(Extracted data entries)
· · · · ·

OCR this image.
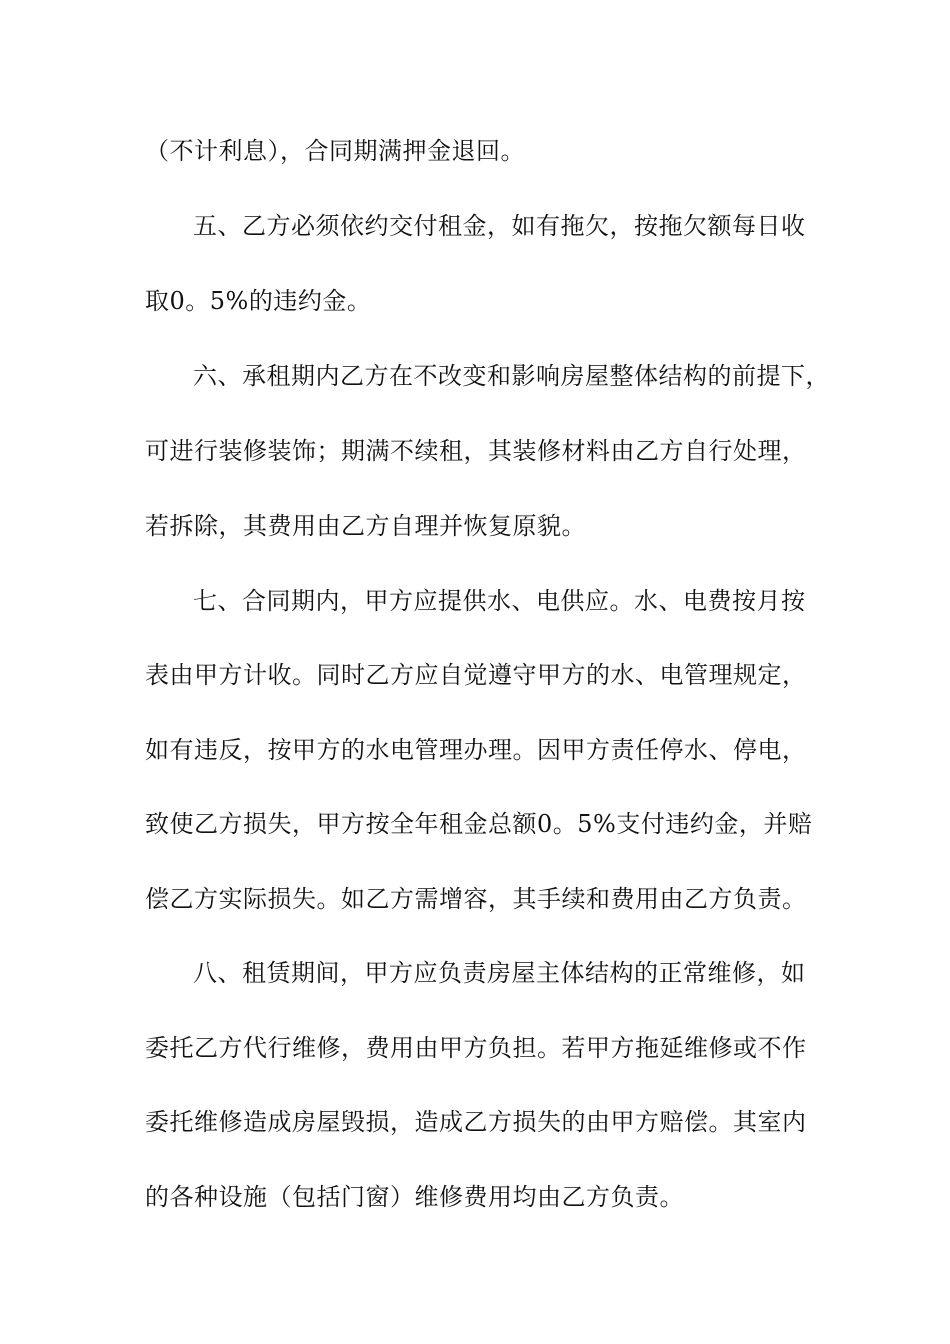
（不计利息），合同期满押金退回。

五、乙方必须依约交付租金，如有拖欠，按拖欠额每日收

取0。5%的违约金。

六、承租期内乙方在不改变和影响房屋整体结构的前提下，

可进行装修装饰；期满不续租，其装修材料由乙方自行处理，

若拆除，其费用由乙方自理并恢复原貌。

七、合同期内，甲方应提供水、电供应。水、电费按月按

表由甲方计收。同时乙方应自觉遵守甲方的水、电管理规定，

如有违反，按甲方的水电管理办理。因甲方责任停水、停电，

致使乙方损失，甲方按全年租金总额0。5%支付违约金，并赔

偿乙方实际损失。如乙方需增容，其手续和费用由乙方负责。

八、租赁期间，甲方应负责房屋主体结构的正常维修，如

委托乙方代行维修，费用由甲方负担。若甲方拖延维修或不作

委托维修造成房屋毁损，造成乙方损失的由甲方赔偿。其室内

的各种设施（包括门窗）维修费用均由乙方负责。
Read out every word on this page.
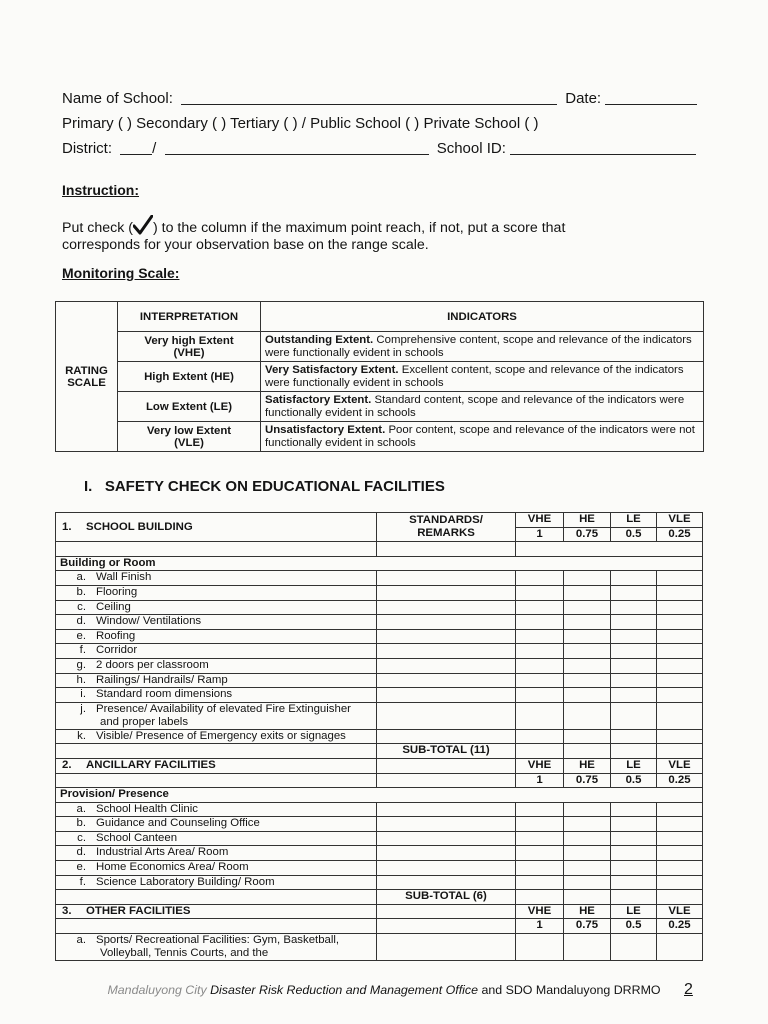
Name of School:	Date:
Primary ( ) Secondary ( ) Tertiary ( ) / Public School ( ) Private School ( )
District:	/	School ID:
Instruction:
Put check ( ) to the column if the maximum point reach, if not, put a score that
corresponds for your observation base on the range scale.
Monitoring Scale:
RATING
SCALE	INTERPRETATION	INDICATORS
	Very high Extent
(VHE)	Outstanding Extent. Comprehensive content, scope and relevance of the indicators were functionally evident in schools
	High Extent (HE)	Very Satisfactory Extent. Excellent content, scope and relevance of the indicators were functionally evident in schools
	Low Extent (LE)	Satisfactory Extent. Standard content, scope and relevance of the indicators were functionally evident in schools
	Very low Extent
(VLE)	Unsatisfactory Extent. Poor content, scope and relevance of the indicators were not functionally evident in schools
I.   SAFETY CHECK ON EDUCATIONAL FACILITIES
1. SCHOOL BUILDING	STANDARDS/
REMARKS	VHE	HE	LE	VLE
		1	0.75	0.5	0.25

Building or Room					
a. Wall Finish					
b. Flooring					
c. Ceiling					
d. Window/ Ventilations					
e. Roofing					
f. Corridor					
g. 2 doors per classroom					
h. Railings/ Handrails/ Ramp					
i. Standard room dimensions					

j. Presence/ Availability of elevated Fire Extinguisher and proper labels					

k. Visible/ Presence of Emergency exits or signages					

	SUB-TOTAL (11)				
2. ANCILLARY FACILITIES		VHE	HE	LE	VLE
		1	0.75	0.5	0.25
Provision/ Presence					
a. School Health Clinic					
b. Guidance and Counseling Office					
c. School Canteen					
d. Industrial Arts Area/ Room					
e. Home Economics Area/ Room					
f. Science Laboratory Building/ Room					
	SUB-TOTAL (6)				
3. OTHER FACILITIES		VHE	HE	LE	VLE
		1	0.75	0.5	0.25

a. Sports/ Recreational Facilities: Gym, Basketball, Volleyball, Tennis Courts, and the					

Mandaluyong City Disaster Risk Reduction and Management Office and SDO Mandaluyong DRRMO	2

· · · · ·

What to work on: Print out every entry above without changing a word, and leave out the pictures.

Solution to this exercise:
OCR this image.
（不计利息），合同期满押金退回。

五、乙方必须依约交付租金，如有拖欠，按拖欠额每日收

取0。5%的违约金。

六、承租期内乙方在不改变和影响房屋整体结构的前提下，

可进行装修装饰；期满不续租，其装修材料由乙方自行处理，

若拆除，其费用由乙方自理并恢复原貌。

七、合同期内，甲方应提供水、电供应。水、电费按月按

表由甲方计收。同时乙方应自觉遵守甲方的水、电管理规定，

如有违反，按甲方的水电管理办理。因甲方责任停水、停电，

致使乙方损失，甲方按全年租金总额0。5%支付违约金，并赔

偿乙方实际损失。如乙方需增容，其手续和费用由乙方负责。

八、租赁期间，甲方应负责房屋主体结构的正常维修，如

委托乙方代行维修，费用由甲方负担。若甲方拖延维修或不作

委托维修造成房屋毁损，造成乙方损失的由甲方赔偿。其室内

的各种设施（包括门窗）维修费用均由乙方负责。
Read out every word on this page.
Name of School:	Date:
Primary ( ) Secondary ( ) Tertiary ( ) / Public School ( ) Private School ( )
District:	/	School ID:
Instruction:
Put check ( ) to the column if the maximum point reach, if not, put a score that
corresponds for your observation base on the range scale.
Monitoring Scale:
RATING
SCALE	INTERPRETATION	INDICATORS
	Very high Extent
(VHE)	Outstanding Extent. Comprehensive content, scope and relevance of the indicators were functionally evident in schools
	High Extent (HE)	Very Satisfactory Extent. Excellent content, scope and relevance of the indicators were functionally evident in schools
	Low Extent (LE)	Satisfactory Extent. Standard content, scope and relevance of the indicators were functionally evident in schools
	Very low Extent
(VLE)	Unsatisfactory Extent. Poor content, scope and relevance of the indicators were not functionally evident in schools
I.   SAFETY CHECK ON EDUCATIONAL FACILITIES
1. SCHOOL BUILDING	STANDARDS/
REMARKS	VHE	HE	LE	VLE
		1	0.75	0.5	0.25

Building or Room					
a. Wall Finish					
b. Flooring					
c. Ceiling					
d. Window/ Ventilations					
e. Roofing					
f. Corridor					
g. 2 doors per classroom					
h. Railings/ Handrails/ Ramp					
i. Standard room dimensions					

j. Presence/ Availability of elevated Fire Extinguisher and proper labels					

k. Visible/ Presence of Emergency exits or signages					

	SUB-TOTAL (11)				
2. ANCILLARY FACILITIES		VHE	HE	LE	VLE
		1	0.75	0.5	0.25
Provision/ Presence					
a. School Health Clinic					
b. Guidance and Counseling Office					
c. School Canteen					
d. Industrial Arts Area/ Room					
e. Home Economics Area/ Room					
f. Science Laboratory Building/ Room					
	SUB-TOTAL (6)				
3. OTHER FACILITIES		VHE	HE	LE	VLE
		1	0.75	0.5	0.25

a. Sports/ Recreational Facilities: Gym, Basketball, Volleyball, Tennis Courts, and the					

Mandaluyong City Disaster Risk Reduction and Management Office and SDO Mandaluyong DRRMO	2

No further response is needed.